[Set task]
Write every entry out again exactly, please, and skip the pictures.

---------- Provided records

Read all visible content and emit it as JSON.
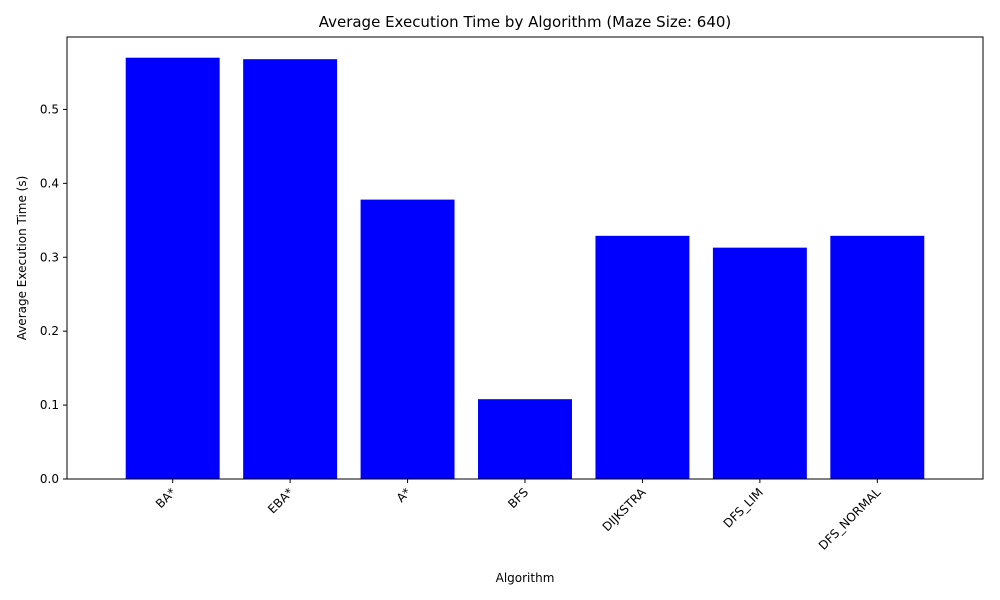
{
  "chart_data": {
    "type": "bar",
    "title": "Average Execution Time by Algorithm (Maze Size: 640)",
    "xlabel": "Algorithm",
    "ylabel": "Average Execution Time (s)",
    "categories": [
      "BA*",
      "EBA*",
      "A*",
      "BFS",
      "DIJKSTRA",
      "DFS_LIM",
      "DFS_NORMAL"
    ],
    "values": [
      0.57,
      0.568,
      0.378,
      0.108,
      0.329,
      0.313,
      0.329
    ],
    "ylim": [
      0,
      0.598
    ],
    "yticks": [
      0.0,
      0.1,
      0.2,
      0.3,
      0.4,
      0.5
    ],
    "ytick_labels": [
      "0.0",
      "0.1",
      "0.2",
      "0.3",
      "0.4",
      "0.5"
    ],
    "bar_color": "#0000ff",
    "grid": false,
    "legend": "none"
  }
}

--------------------

[Answer in full]
Read all visible content and emit it as JSON.
{
  "chart_data": {
    "type": "bar",
    "title": "Average Execution Time by Algorithm (Maze Size: 640)",
    "xlabel": "Algorithm",
    "ylabel": "Average Execution Time (s)",
    "categories": [
      "BA*",
      "EBA*",
      "A*",
      "BFS",
      "DIJKSTRA",
      "DFS_LIM",
      "DFS_NORMAL"
    ],
    "values": [
      0.57,
      0.568,
      0.378,
      0.108,
      0.329,
      0.313,
      0.329
    ],
    "ylim": [
      0,
      0.598
    ],
    "yticks": [
      0.0,
      0.1,
      0.2,
      0.3,
      0.4,
      0.5
    ],
    "ytick_labels": [
      "0.0",
      "0.1",
      "0.2",
      "0.3",
      "0.4",
      "0.5"
    ],
    "bar_color": "#0000ff",
    "grid": false,
    "legend": "none"
  }
}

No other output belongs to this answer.